▶ WRITTEN EXERCISE
Write out all of the lines below, exactly and completely.

____________________

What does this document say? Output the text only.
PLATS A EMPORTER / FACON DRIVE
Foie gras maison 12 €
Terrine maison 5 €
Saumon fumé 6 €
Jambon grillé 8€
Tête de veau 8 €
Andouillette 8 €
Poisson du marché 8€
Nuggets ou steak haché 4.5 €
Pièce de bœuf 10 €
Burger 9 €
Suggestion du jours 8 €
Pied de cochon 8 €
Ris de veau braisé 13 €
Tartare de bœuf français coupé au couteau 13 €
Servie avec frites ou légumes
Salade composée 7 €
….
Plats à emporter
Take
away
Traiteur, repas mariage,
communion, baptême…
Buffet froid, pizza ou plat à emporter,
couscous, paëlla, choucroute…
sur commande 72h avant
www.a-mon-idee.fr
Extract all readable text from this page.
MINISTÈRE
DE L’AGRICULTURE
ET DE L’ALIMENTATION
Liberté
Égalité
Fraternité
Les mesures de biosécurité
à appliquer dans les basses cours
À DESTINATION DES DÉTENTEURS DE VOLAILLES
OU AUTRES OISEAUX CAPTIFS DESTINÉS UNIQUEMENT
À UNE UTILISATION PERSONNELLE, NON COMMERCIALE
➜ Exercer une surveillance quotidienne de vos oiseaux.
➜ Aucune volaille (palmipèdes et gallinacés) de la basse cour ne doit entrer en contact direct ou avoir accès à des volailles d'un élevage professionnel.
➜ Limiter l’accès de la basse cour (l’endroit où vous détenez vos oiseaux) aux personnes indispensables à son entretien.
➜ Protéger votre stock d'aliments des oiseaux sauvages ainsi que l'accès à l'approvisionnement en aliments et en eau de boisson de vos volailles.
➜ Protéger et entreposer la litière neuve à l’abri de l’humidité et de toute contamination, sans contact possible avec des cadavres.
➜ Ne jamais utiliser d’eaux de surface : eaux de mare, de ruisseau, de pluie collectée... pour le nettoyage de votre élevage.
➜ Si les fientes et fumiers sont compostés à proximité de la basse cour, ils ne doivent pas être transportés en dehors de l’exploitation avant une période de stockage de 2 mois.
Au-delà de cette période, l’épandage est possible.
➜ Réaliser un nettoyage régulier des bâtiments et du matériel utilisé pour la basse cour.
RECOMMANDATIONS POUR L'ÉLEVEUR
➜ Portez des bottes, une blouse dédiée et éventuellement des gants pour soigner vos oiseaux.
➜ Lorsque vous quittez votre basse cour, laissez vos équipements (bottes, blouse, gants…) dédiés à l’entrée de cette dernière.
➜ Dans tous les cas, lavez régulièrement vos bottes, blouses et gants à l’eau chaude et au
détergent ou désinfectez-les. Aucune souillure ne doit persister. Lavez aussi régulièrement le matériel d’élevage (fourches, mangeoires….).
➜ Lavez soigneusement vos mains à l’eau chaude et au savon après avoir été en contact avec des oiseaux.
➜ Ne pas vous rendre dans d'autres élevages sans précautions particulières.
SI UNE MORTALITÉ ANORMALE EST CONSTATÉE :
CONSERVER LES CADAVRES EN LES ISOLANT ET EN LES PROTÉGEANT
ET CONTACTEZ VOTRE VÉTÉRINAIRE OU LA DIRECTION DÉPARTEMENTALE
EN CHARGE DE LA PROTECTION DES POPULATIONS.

____________________

▶ RESPONSE TO THE EXERCISE
What does this document say? Output the text only.
PLATS A EMPORTER / FACON DRIVE
Foie gras maison 12 €
Terrine maison 5 €
Saumon fumé 6 €
Jambon grillé 8€
Tête de veau 8 €
Andouillette 8 €
Poisson du marché 8€
Nuggets ou steak haché 4.5 €
Pièce de bœuf 10 €
Burger 9 €
Suggestion du jours 8 €
Pied de cochon 8 €
Ris de veau braisé 13 €
Tartare de bœuf français coupé au couteau 13 €
Servie avec frites ou légumes
Salade composée 7 €
….
Plats à emporter
Take
away
Traiteur, repas mariage,
communion, baptême…
Buffet froid, pizza ou plat à emporter,
couscous, paëlla, choucroute…
sur commande 72h avant
www.a-mon-idee.fr
Extract all readable text from this page.
MINISTÈRE
DE L’AGRICULTURE
ET DE L’ALIMENTATION
Liberté
Égalité
Fraternité
Les mesures de biosécurité
à appliquer dans les basses cours
À DESTINATION DES DÉTENTEURS DE VOLAILLES
OU AUTRES OISEAUX CAPTIFS DESTINÉS UNIQUEMENT
À UNE UTILISATION PERSONNELLE, NON COMMERCIALE
➜ Exercer une surveillance quotidienne de vos oiseaux.
➜ Aucune volaille (palmipèdes et gallinacés) de la basse cour ne doit entrer en contact direct ou avoir accès à des volailles d'un élevage professionnel.
➜ Limiter l’accès de la basse cour (l’endroit où vous détenez vos oiseaux) aux personnes indispensables à son entretien.
➜ Protéger votre stock d'aliments des oiseaux sauvages ainsi que l'accès à l'approvisionnement en aliments et en eau de boisson de vos volailles.
➜ Protéger et entreposer la litière neuve à l’abri de l’humidité et de toute contamination, sans contact possible avec des cadavres.
➜ Ne jamais utiliser d’eaux de surface : eaux de mare, de ruisseau, de pluie collectée... pour le nettoyage de votre élevage.
➜ Si les fientes et fumiers sont compostés à proximité de la basse cour, ils ne doivent pas être transportés en dehors de l’exploitation avant une période de stockage de 2 mois.
Au-delà de cette période, l’épandage est possible.
➜ Réaliser un nettoyage régulier des bâtiments et du matériel utilisé pour la basse cour.
RECOMMANDATIONS POUR L'ÉLEVEUR
➜ Portez des bottes, une blouse dédiée et éventuellement des gants pour soigner vos oiseaux.
➜ Lorsque vous quittez votre basse cour, laissez vos équipements (bottes, blouse, gants…) dédiés à l’entrée de cette dernière.
➜ Dans tous les cas, lavez régulièrement vos bottes, blouses et gants à l’eau chaude et au
détergent ou désinfectez-les. Aucune souillure ne doit persister. Lavez aussi régulièrement le matériel d’élevage (fourches, mangeoires….).
➜ Lavez soigneusement vos mains à l’eau chaude et au savon après avoir été en contact avec des oiseaux.
➜ Ne pas vous rendre dans d'autres élevages sans précautions particulières.
SI UNE MORTALITÉ ANORMALE EST CONSTATÉE :
CONSERVER LES CADAVRES EN LES ISOLANT ET EN LES PROTÉGEANT
ET CONTACTEZ VOTRE VÉTÉRINAIRE OU LA DIRECTION DÉPARTEMENTALE
EN CHARGE DE LA PROTECTION DES POPULATIONS.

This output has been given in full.